● **Job**: Copy out the lines below word for word, omitting the pictures.

=== Data supplied ===

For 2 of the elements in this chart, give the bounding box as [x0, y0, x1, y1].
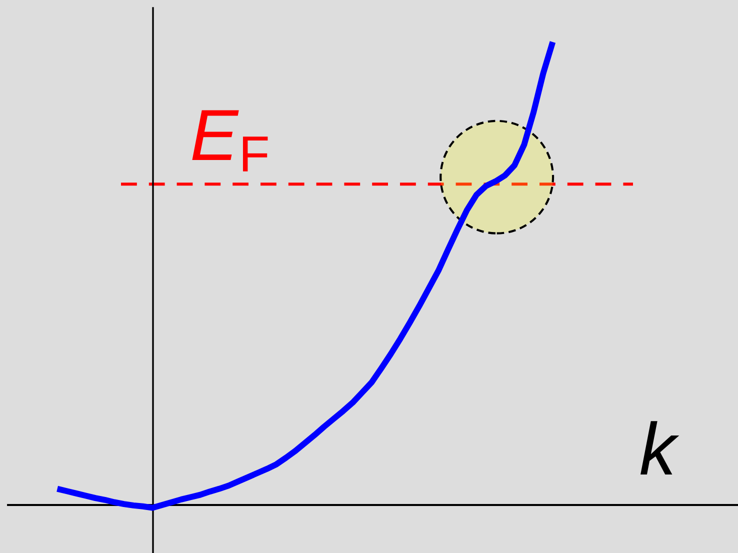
x-axis-title: k [640, 421, 680, 474]
ref-line-label: E$_{F}$ [192, 110, 268, 172]
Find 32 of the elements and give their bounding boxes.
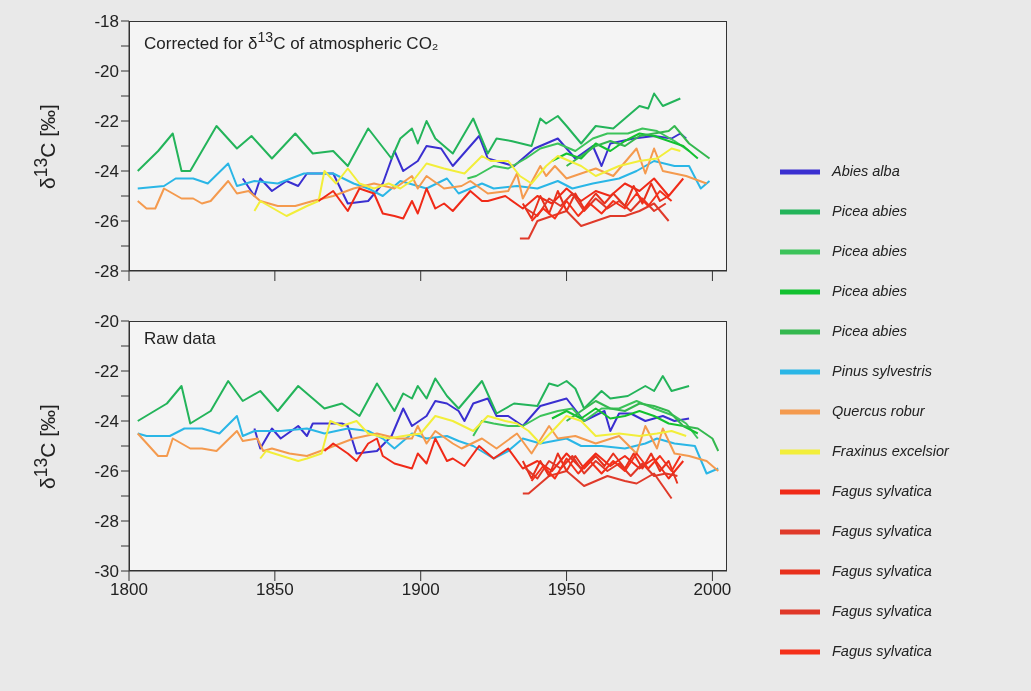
x-tick-label: 1850 xyxy=(255,580,294,600)
y-tick-label: -28 xyxy=(94,512,119,532)
y-tick-label: -24 xyxy=(94,412,119,432)
y-tick-label: -26 xyxy=(94,212,119,232)
legend-label: Fraxinus excelsior xyxy=(832,442,949,459)
legend-label: Pinus sylvestris xyxy=(832,362,932,379)
y-tick-label: -22 xyxy=(94,112,119,132)
text: Raw data xyxy=(144,329,216,349)
y-tick-label: -28 xyxy=(94,262,119,282)
legend-label: Fagus sylvatica xyxy=(832,602,932,619)
y-tick-label: -20 xyxy=(94,312,119,332)
legend-label: Quercus robur xyxy=(832,402,925,419)
legend-label: Picea abies xyxy=(832,242,907,259)
legend-label: Fagus sylvatica xyxy=(832,562,932,579)
legend-label: Fagus sylvatica xyxy=(832,522,932,539)
x-tick-label: 1800 xyxy=(110,580,148,600)
y-tick-label: -30 xyxy=(94,562,119,582)
y-tick-label: -18 xyxy=(94,12,119,32)
x-tick-label: 1950 xyxy=(547,580,586,600)
legend-label: Fagus sylvatica xyxy=(832,482,932,499)
text: Corrected for δ$^{13}$C of atmospheric CO₂ xyxy=(144,29,439,54)
y-tick-label: -22 xyxy=(94,362,119,382)
legend-label: Abies alba xyxy=(832,162,900,179)
legend-label: Picea abies xyxy=(832,202,907,219)
y-tick-label: -20 xyxy=(94,62,119,82)
x-tick-label: 2000 xyxy=(693,580,732,600)
y-tick-label: -26 xyxy=(94,462,119,482)
legend-label: Fagus sylvatica xyxy=(832,642,932,659)
legend-label: Picea abies xyxy=(832,322,907,339)
legend-label: Picea abies xyxy=(832,282,907,299)
y-tick-label: -24 xyxy=(94,162,119,182)
x-tick-label: 1900 xyxy=(401,580,440,600)
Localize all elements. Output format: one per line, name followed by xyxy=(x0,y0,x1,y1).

===

● **Exercise answer**:
For 2 of the elements in this chart, give the bounding box as [x0, y0, x1, y1].
x-axis-title: k [640, 421, 680, 474]
ref-line-label: E$_{F}$ [192, 110, 268, 172]
Find 32 of the elements and give their bounding boxes.
x-tick-label: 1850 xyxy=(255,580,294,600)
y-tick-label: -28 xyxy=(94,512,119,532)
y-tick-label: -24 xyxy=(94,412,119,432)
y-tick-label: -26 xyxy=(94,212,119,232)
legend-label: Fraxinus excelsior xyxy=(832,442,949,459)
legend-label: Pinus sylvestris xyxy=(832,362,932,379)
y-tick-label: -22 xyxy=(94,112,119,132)
text: Raw data xyxy=(144,329,216,349)
y-tick-label: -28 xyxy=(94,262,119,282)
legend-label: Fagus sylvatica xyxy=(832,602,932,619)
y-tick-label: -20 xyxy=(94,312,119,332)
legend-label: Quercus robur xyxy=(832,402,925,419)
legend-label: Picea abies xyxy=(832,242,907,259)
legend-label: Fagus sylvatica xyxy=(832,562,932,579)
legend-label: Fagus sylvatica xyxy=(832,522,932,539)
x-tick-label: 1800 xyxy=(110,580,148,600)
y-tick-label: -30 xyxy=(94,562,119,582)
y-tick-label: -18 xyxy=(94,12,119,32)
x-tick-label: 1950 xyxy=(547,580,586,600)
legend-label: Fagus sylvatica xyxy=(832,482,932,499)
text: Corrected for δ$^{13}$C of atmospheric CO₂ xyxy=(144,29,439,54)
y-tick-label: -22 xyxy=(94,362,119,382)
legend-label: Abies alba xyxy=(832,162,900,179)
legend-label: Picea abies xyxy=(832,202,907,219)
y-tick-label: -20 xyxy=(94,62,119,82)
x-tick-label: 2000 xyxy=(693,580,732,600)
y-tick-label: -26 xyxy=(94,462,119,482)
legend-label: Fagus sylvatica xyxy=(832,642,932,659)
legend-label: Picea abies xyxy=(832,322,907,339)
legend-label: Picea abies xyxy=(832,282,907,299)
y-tick-label: -24 xyxy=(94,162,119,182)
x-tick-label: 1900 xyxy=(401,580,440,600)
Localize all elements. Output format: one per line, name followed by xyxy=(x0,y0,x1,y1).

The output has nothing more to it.